*Source extract:*
——————
Dispatch from Venice

The Republic of Venice lasted for over 1000 years (726-1797 A.D.). Three things about “Old Venezia” continue to fascinate me: (1) How common were duels in Venice? (2) Why did such a small city-state have so many chapels, churches, and other houses of worship? And (3) why did the Venetian Republic develop such a complicated and cumbersome multi-stage electoral system? We will explore all three of these features of Old Venezia (duels, religion, and voting rules) in future blog posts, but for now let’s focus on the third one. Among other things, Venice’s bygone voting system poses a difficult theoretical and practical puzzle: What is the optimal level of electoral complexity and randomness? Below is a brief survey of the literature:

  1. Marji Lines, “Approval voting and strategy analysis: A Venetian example” (1986) (gated version).
——————
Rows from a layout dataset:
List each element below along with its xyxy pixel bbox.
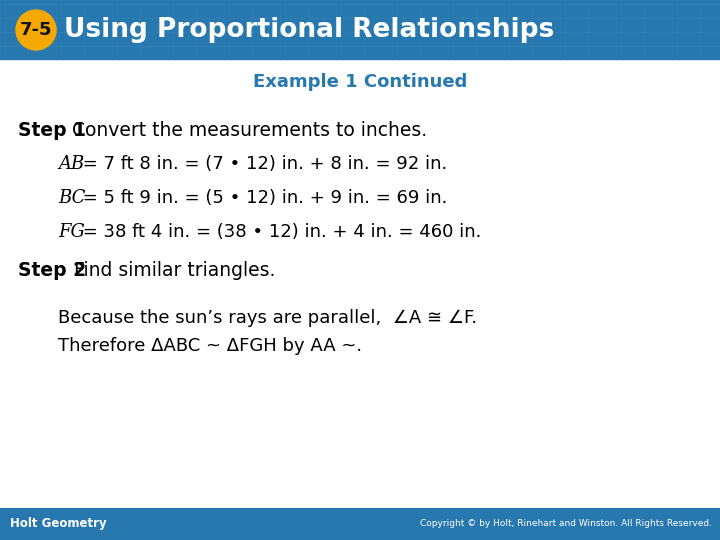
Text: FG: FG <box>58 223 85 241</box>
Text: 7-5: 7-5 <box>19 21 53 39</box>
Text: = 5 ft 9 in. = (5 • 12) in. + 9 in. = 69 in.: = 5 ft 9 in. = (5 • 12) in. + 9 in. = 69… <box>77 189 447 207</box>
Text: Copyright © by Holt, Rinehart and Winston. All Rights Reserved.: Copyright © by Holt, Rinehart and Winsto… <box>420 519 712 529</box>
Bar <box>0 0 720 60</box>
Text: Step 1: Step 1 <box>18 120 86 139</box>
Bar <box>0 508 720 540</box>
Text: Therefore ΔABC ~ ΔFGH by AA ~.: Therefore ΔABC ~ ΔFGH by AA ~. <box>58 337 362 355</box>
Text: Example 1 Continued: Example 1 Continued <box>253 73 467 91</box>
Text: Because the sun’s rays are parallel,  ∠A ≅ ∠F.: Because the sun’s rays are parallel, ∠A … <box>58 309 477 327</box>
Text: Holt Geometry: Holt Geometry <box>10 517 107 530</box>
Text: BC: BC <box>58 189 86 207</box>
Text: AB: AB <box>58 155 84 173</box>
Text: Using Proportional Relationships: Using Proportional Relationships <box>64 17 554 43</box>
Text: = 7 ft 8 in. = (7 • 12) in. + 8 in. = 92 in.: = 7 ft 8 in. = (7 • 12) in. + 8 in. = 92… <box>77 155 447 173</box>
Text: Find similar triangles.: Find similar triangles. <box>68 260 275 280</box>
Text: Step 2: Step 2 <box>18 260 86 280</box>
Circle shape <box>16 10 56 50</box>
Text: Convert the measurements to inches.: Convert the measurements to inches. <box>66 120 427 139</box>
Text: = 38 ft 4 in. = (38 • 12) in. + 4 in. = 460 in.: = 38 ft 4 in. = (38 • 12) in. + 4 in. = … <box>77 223 482 241</box>
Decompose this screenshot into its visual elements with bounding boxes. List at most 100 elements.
——————
*Problem set:*
**1.** According to the dispatch from Venice, during which years did the Republic of Venice exist?
**2.** In the records, arrange everything from the line that contains "Text: FG: FG <box>58 223 85 241</box>" down to the line that contains "Text: Example 1" as a Markdown table with the columns Row and Line, leaving out blank lines.

*Solved tasks:*
**1.** From 726 to 1797 A.D., a span of over 1000 years.

**2.**
| Row | Line |
|---|---|
| 1 | Text: FG: FG <box>58 223 85 241</box> |
| 2 | Text: 7-5: 7-5 <box>19 21 53 39</box> |
| 3 | Text: = 5 ft 9 in. = (5 • 12) in. + 9 in. = 69 in.: = 5 ft 9 in. = (5 • 12) in. + 9 in. = 69… <box>77 189 447 207</box> |
| 4 | Text: Copyright © by Holt, Rinehart and Winston. All Rights Reserved.: Copyright © by Holt, Rinehart and Winsto… <box>420 519 712 529</box> |
| 5 | Bar <box>0 0 720 60</box> |
| 6 | Text: Step 1: Step 1 <box>18 120 86 139</box> |
| 7 | Bar <box>0 508 720 540</box> |
| 8 | Text: Therefore ΔABC ~ ΔFGH by AA ~.: Therefore ΔABC ~ ΔFGH by AA ~. <box>58 337 362 355</box> |
| 9 | Text: Example 1 Continued: Example 1 Continued <box>253 73 467 91</box> |